## [Prompt]
Search the entries for the word "αὐτὸν" and pull out each line that has it.

** Start **

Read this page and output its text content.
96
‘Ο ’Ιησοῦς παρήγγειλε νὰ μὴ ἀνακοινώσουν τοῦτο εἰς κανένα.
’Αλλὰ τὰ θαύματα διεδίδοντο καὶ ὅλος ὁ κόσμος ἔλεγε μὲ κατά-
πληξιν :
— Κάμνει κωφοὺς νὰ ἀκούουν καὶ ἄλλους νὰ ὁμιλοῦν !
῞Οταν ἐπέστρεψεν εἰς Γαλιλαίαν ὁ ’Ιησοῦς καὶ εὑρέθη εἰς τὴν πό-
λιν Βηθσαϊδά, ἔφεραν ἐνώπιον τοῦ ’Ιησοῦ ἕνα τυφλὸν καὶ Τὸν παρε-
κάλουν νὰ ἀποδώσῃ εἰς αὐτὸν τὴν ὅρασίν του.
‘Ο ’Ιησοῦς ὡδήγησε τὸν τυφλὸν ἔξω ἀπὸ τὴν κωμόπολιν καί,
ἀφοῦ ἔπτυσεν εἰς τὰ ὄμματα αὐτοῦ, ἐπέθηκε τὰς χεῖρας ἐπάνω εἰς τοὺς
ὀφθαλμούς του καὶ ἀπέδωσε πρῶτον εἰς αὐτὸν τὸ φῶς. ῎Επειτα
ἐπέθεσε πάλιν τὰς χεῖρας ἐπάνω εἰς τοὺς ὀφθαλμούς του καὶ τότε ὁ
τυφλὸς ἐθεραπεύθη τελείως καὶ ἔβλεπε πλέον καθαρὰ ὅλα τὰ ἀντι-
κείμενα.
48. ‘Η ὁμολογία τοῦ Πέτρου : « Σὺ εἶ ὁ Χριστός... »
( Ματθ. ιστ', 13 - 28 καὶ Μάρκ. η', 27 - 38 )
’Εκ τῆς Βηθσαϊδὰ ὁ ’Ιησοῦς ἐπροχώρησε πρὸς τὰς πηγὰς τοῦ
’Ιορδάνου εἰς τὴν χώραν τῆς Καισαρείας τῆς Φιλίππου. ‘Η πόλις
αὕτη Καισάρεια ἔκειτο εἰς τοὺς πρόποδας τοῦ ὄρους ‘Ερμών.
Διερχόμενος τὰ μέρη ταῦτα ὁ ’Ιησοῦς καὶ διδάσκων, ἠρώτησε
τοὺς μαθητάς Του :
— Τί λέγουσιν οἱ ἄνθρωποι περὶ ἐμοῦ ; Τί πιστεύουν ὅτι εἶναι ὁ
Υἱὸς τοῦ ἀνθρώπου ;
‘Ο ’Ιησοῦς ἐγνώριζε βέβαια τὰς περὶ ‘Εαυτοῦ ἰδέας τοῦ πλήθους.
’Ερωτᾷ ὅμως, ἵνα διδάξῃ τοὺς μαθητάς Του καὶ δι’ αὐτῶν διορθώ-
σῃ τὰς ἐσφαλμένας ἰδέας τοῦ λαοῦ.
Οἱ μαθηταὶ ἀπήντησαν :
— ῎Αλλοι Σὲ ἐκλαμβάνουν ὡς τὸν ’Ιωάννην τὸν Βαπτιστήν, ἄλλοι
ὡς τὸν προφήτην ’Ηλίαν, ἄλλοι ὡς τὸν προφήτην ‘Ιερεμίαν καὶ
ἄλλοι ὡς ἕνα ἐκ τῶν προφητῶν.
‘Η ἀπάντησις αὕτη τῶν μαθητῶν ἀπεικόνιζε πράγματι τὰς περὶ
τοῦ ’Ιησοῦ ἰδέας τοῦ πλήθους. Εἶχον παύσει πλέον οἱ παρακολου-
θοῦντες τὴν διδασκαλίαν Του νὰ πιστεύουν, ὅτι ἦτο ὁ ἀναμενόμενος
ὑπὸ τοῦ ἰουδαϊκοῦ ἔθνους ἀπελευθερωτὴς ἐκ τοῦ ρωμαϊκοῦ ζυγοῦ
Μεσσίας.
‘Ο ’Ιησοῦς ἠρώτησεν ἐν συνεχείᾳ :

** End **

## [Answer to this task]
κάλουν νὰ ἀποδώσῃ εἰς αὐτὸν τὴν ὅρασίν του.
ὀφθαλμούς του καὶ ἀπέδωσε πρῶτον εἰς αὐτὸν τὸ φῶς. ῎Επειτα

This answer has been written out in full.